--- start ---
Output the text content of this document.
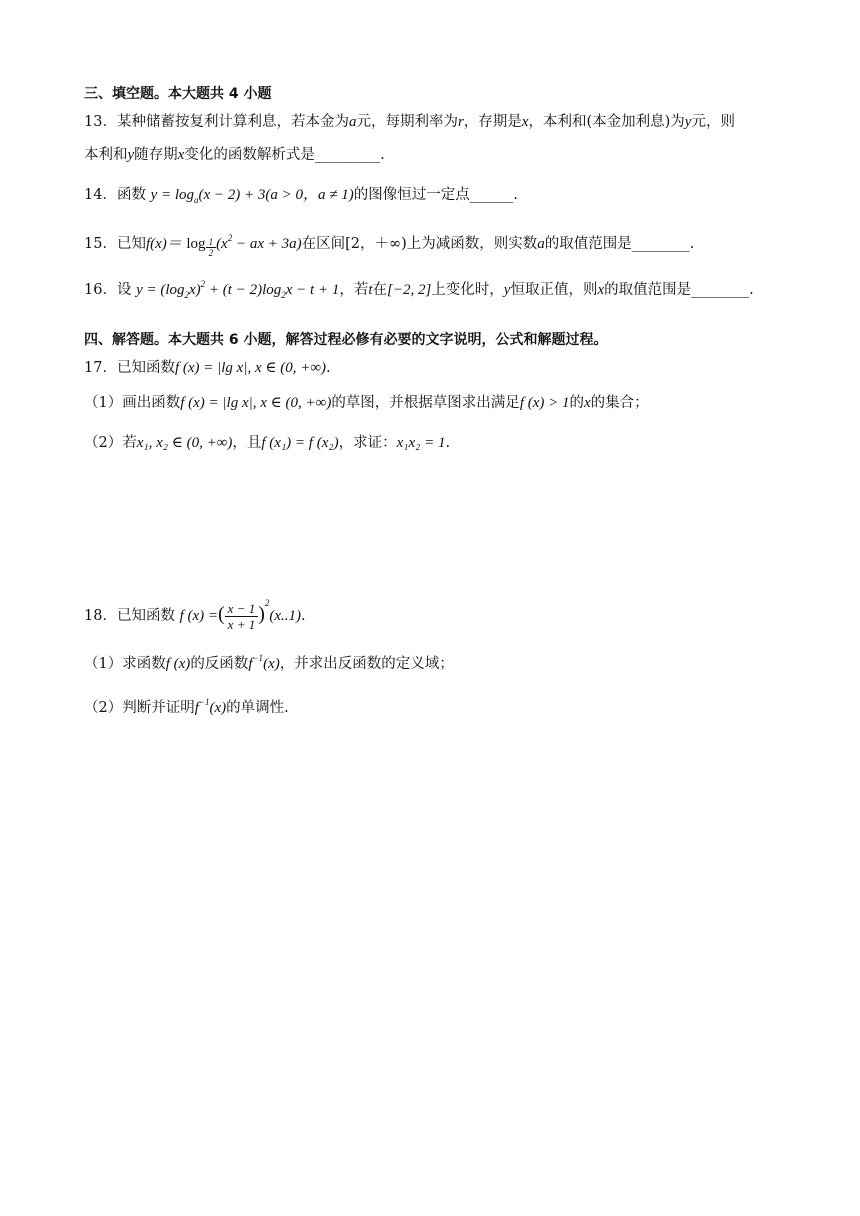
三、填空题。本大题共 4 小题
13．某种储蓄按复利计算利息，若本金为a元，每期利率为r，存期是x，本利和(本金加利息)为y元，则
本利和y随存期x变化的函数解析式是_________.
14．函数 $y = \log_a(x - 2) + 3(a > 0$，a ≠ 1)的图像恒过一定点______.
15．已知$f(x)= \log \frac{1}{2} (x^2$ − ax + 3a)在区间[2，＋∞)上为减函数，则实数a的取值范围是________.
16．设 $y = (\log_2x)^2 + (t - 2)\log_2x - t + 1$，若t在[−2, 2]上变化时，y恒取正值，则x的取值范围是________.
四、解答题。本大题共 6 小题，解答过程必修有必要的文字说明，公式和解题过程。
17．已知函数f (x) = |lg x|, x ∈ (0, +∞).
（1）画出函数f (x) = |lg x|, x ∈ (0, +∞)的草图，并根据草图求出满足f (x) > 1的x的集合；
（2）若x₁, x₂ ∈ (0, +∞)，且f (x₁) = f (x₂)，求证：x₁x₂ = 1.
18．已知函数 f (x) =( $\frac{x - 1}{x + 1} )^2(x..1)$.
（1）求函数f (x)的反函数$f^{-1}(x)$，并求出反函数的定义域；
（2）判断并证明$f^{-1}(x)$的单调性.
--- end ---
**EXERCISE DETAILS:** Repeat the data above exactly, but not the pictures.

**WRITTEN SOLUTION:**
Output the text content of this document.
三、填空题。本大题共 4 小题
13．某种储蓄按复利计算利息，若本金为a元，每期利率为r，存期是x，本利和(本金加利息)为y元，则
本利和y随存期x变化的函数解析式是_________.
14．函数 $y = \log_a(x - 2) + 3(a > 0$，a ≠ 1)的图像恒过一定点______.
15．已知$f(x)= \log \frac{1}{2} (x^2$ − ax + 3a)在区间[2，＋∞)上为减函数，则实数a的取值范围是________.
16．设 $y = (\log_2x)^2 + (t - 2)\log_2x - t + 1$，若t在[−2, 2]上变化时，y恒取正值，则x的取值范围是________.
四、解答题。本大题共 6 小题，解答过程必修有必要的文字说明，公式和解题过程。
17．已知函数f (x) = |lg x|, x ∈ (0, +∞).
（1）画出函数f (x) = |lg x|, x ∈ (0, +∞)的草图，并根据草图求出满足f (x) > 1的x的集合；
（2）若x₁, x₂ ∈ (0, +∞)，且f (x₁) = f (x₂)，求证：x₁x₂ = 1.
18．已知函数 f (x) =( $\frac{x - 1}{x + 1} )^2(x..1)$.
（1）求函数f (x)的反函数$f^{-1}(x)$，并求出反函数的定义域；
（2）判断并证明$f^{-1}(x)$的单调性.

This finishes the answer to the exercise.